<<<<

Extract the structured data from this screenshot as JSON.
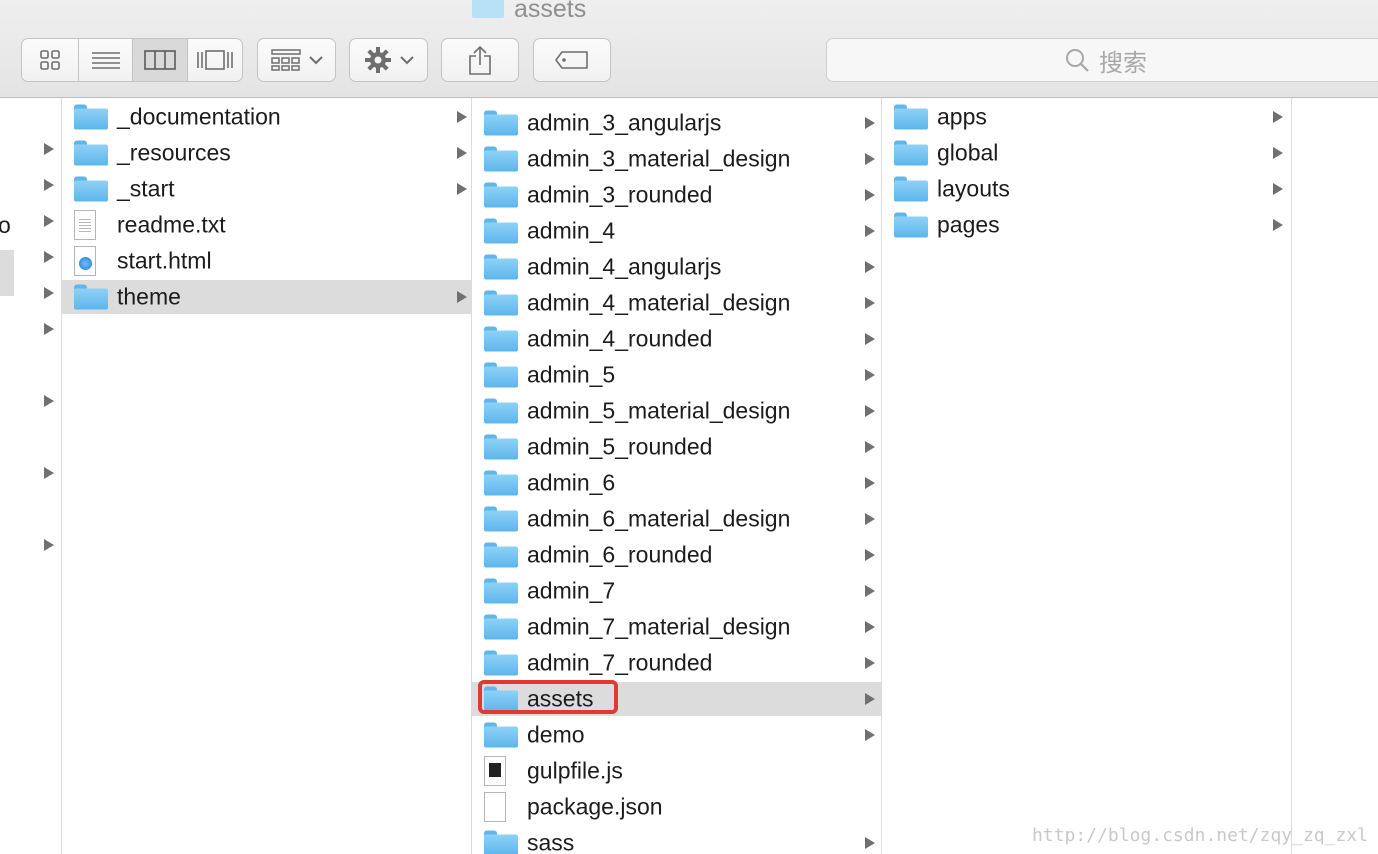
{
  "window": {
    "title": "assets",
    "search_placeholder": "搜索"
  },
  "toolbar": {
    "view_buttons": [
      "icon-view-icon",
      "list-view-icon",
      "column-view-icon",
      "cover-flow-view-icon"
    ],
    "active_view": "column-view-icon"
  },
  "column0": {
    "partial_label": "o"
  },
  "column1": {
    "items": [
      {
        "name": "_documentation",
        "kind": "folder"
      },
      {
        "name": "_resources",
        "kind": "folder"
      },
      {
        "name": "_start",
        "kind": "folder"
      },
      {
        "name": "readme.txt",
        "kind": "file-txt"
      },
      {
        "name": "start.html",
        "kind": "file-html"
      },
      {
        "name": "theme",
        "kind": "folder",
        "selected": true
      }
    ]
  },
  "column2": {
    "items": [
      {
        "name": "admin_3_angularjs",
        "kind": "folder"
      },
      {
        "name": "admin_3_material_design",
        "kind": "folder"
      },
      {
        "name": "admin_3_rounded",
        "kind": "folder"
      },
      {
        "name": "admin_4",
        "kind": "folder"
      },
      {
        "name": "admin_4_angularjs",
        "kind": "folder"
      },
      {
        "name": "admin_4_material_design",
        "kind": "folder"
      },
      {
        "name": "admin_4_rounded",
        "kind": "folder"
      },
      {
        "name": "admin_5",
        "kind": "folder"
      },
      {
        "name": "admin_5_material_design",
        "kind": "folder"
      },
      {
        "name": "admin_5_rounded",
        "kind": "folder"
      },
      {
        "name": "admin_6",
        "kind": "folder"
      },
      {
        "name": "admin_6_material_design",
        "kind": "folder"
      },
      {
        "name": "admin_6_rounded",
        "kind": "folder"
      },
      {
        "name": "admin_7",
        "kind": "folder"
      },
      {
        "name": "admin_7_material_design",
        "kind": "folder"
      },
      {
        "name": "admin_7_rounded",
        "kind": "folder"
      },
      {
        "name": "assets",
        "kind": "folder",
        "selected": true
      },
      {
        "name": "demo",
        "kind": "folder"
      },
      {
        "name": "gulpfile.js",
        "kind": "file-js"
      },
      {
        "name": "package.json",
        "kind": "file-plain"
      },
      {
        "name": "sass",
        "kind": "folder"
      }
    ]
  },
  "column3": {
    "items": [
      {
        "name": "apps",
        "kind": "folder"
      },
      {
        "name": "global",
        "kind": "folder"
      },
      {
        "name": "layouts",
        "kind": "folder"
      },
      {
        "name": "pages",
        "kind": "folder"
      }
    ]
  },
  "highlight_color": "#e03a30",
  "watermark": "http://blog.csdn.net/zqy_zq_zxl"
}
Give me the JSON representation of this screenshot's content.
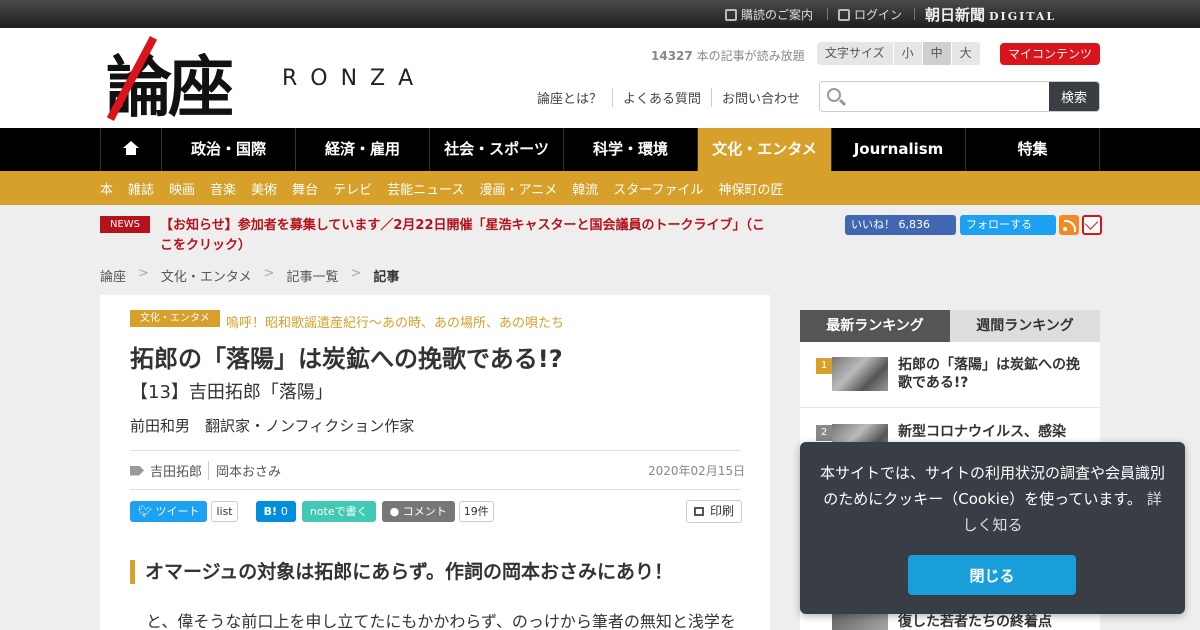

>>>>

Reproduce every entry word for word, but skip any pictures.

* **SOLUTION FOR THIS EXERCISE**:
Extract the structured data from this screenshot as JSON.
{
  "window": {
    "title": "assets",
    "search_placeholder": "搜索"
  },
  "toolbar": {
    "view_buttons": [
      "icon-view-icon",
      "list-view-icon",
      "column-view-icon",
      "cover-flow-view-icon"
    ],
    "active_view": "column-view-icon"
  },
  "column0": {
    "partial_label": "o"
  },
  "column1": {
    "items": [
      {
        "name": "_documentation",
        "kind": "folder"
      },
      {
        "name": "_resources",
        "kind": "folder"
      },
      {
        "name": "_start",
        "kind": "folder"
      },
      {
        "name": "readme.txt",
        "kind": "file-txt"
      },
      {
        "name": "start.html",
        "kind": "file-html"
      },
      {
        "name": "theme",
        "kind": "folder",
        "selected": true
      }
    ]
  },
  "column2": {
    "items": [
      {
        "name": "admin_3_angularjs",
        "kind": "folder"
      },
      {
        "name": "admin_3_material_design",
        "kind": "folder"
      },
      {
        "name": "admin_3_rounded",
        "kind": "folder"
      },
      {
        "name": "admin_4",
        "kind": "folder"
      },
      {
        "name": "admin_4_angularjs",
        "kind": "folder"
      },
      {
        "name": "admin_4_material_design",
        "kind": "folder"
      },
      {
        "name": "admin_4_rounded",
        "kind": "folder"
      },
      {
        "name": "admin_5",
        "kind": "folder"
      },
      {
        "name": "admin_5_material_design",
        "kind": "folder"
      },
      {
        "name": "admin_5_rounded",
        "kind": "folder"
      },
      {
        "name": "admin_6",
        "kind": "folder"
      },
      {
        "name": "admin_6_material_design",
        "kind": "folder"
      },
      {
        "name": "admin_6_rounded",
        "kind": "folder"
      },
      {
        "name": "admin_7",
        "kind": "folder"
      },
      {
        "name": "admin_7_material_design",
        "kind": "folder"
      },
      {
        "name": "admin_7_rounded",
        "kind": "folder"
      },
      {
        "name": "assets",
        "kind": "folder",
        "selected": true
      },
      {
        "name": "demo",
        "kind": "folder"
      },
      {
        "name": "gulpfile.js",
        "kind": "file-js"
      },
      {
        "name": "package.json",
        "kind": "file-plain"
      },
      {
        "name": "sass",
        "kind": "folder"
      }
    ]
  },
  "column3": {
    "items": [
      {
        "name": "apps",
        "kind": "folder"
      },
      {
        "name": "global",
        "kind": "folder"
      },
      {
        "name": "layouts",
        "kind": "folder"
      },
      {
        "name": "pages",
        "kind": "folder"
      }
    ]
  },
  "highlight_color": "#e03a30",
  "watermark": "http://blog.csdn.net/zqy_zq_zxl"
}
Give me the JSON representation of this screenshot's content.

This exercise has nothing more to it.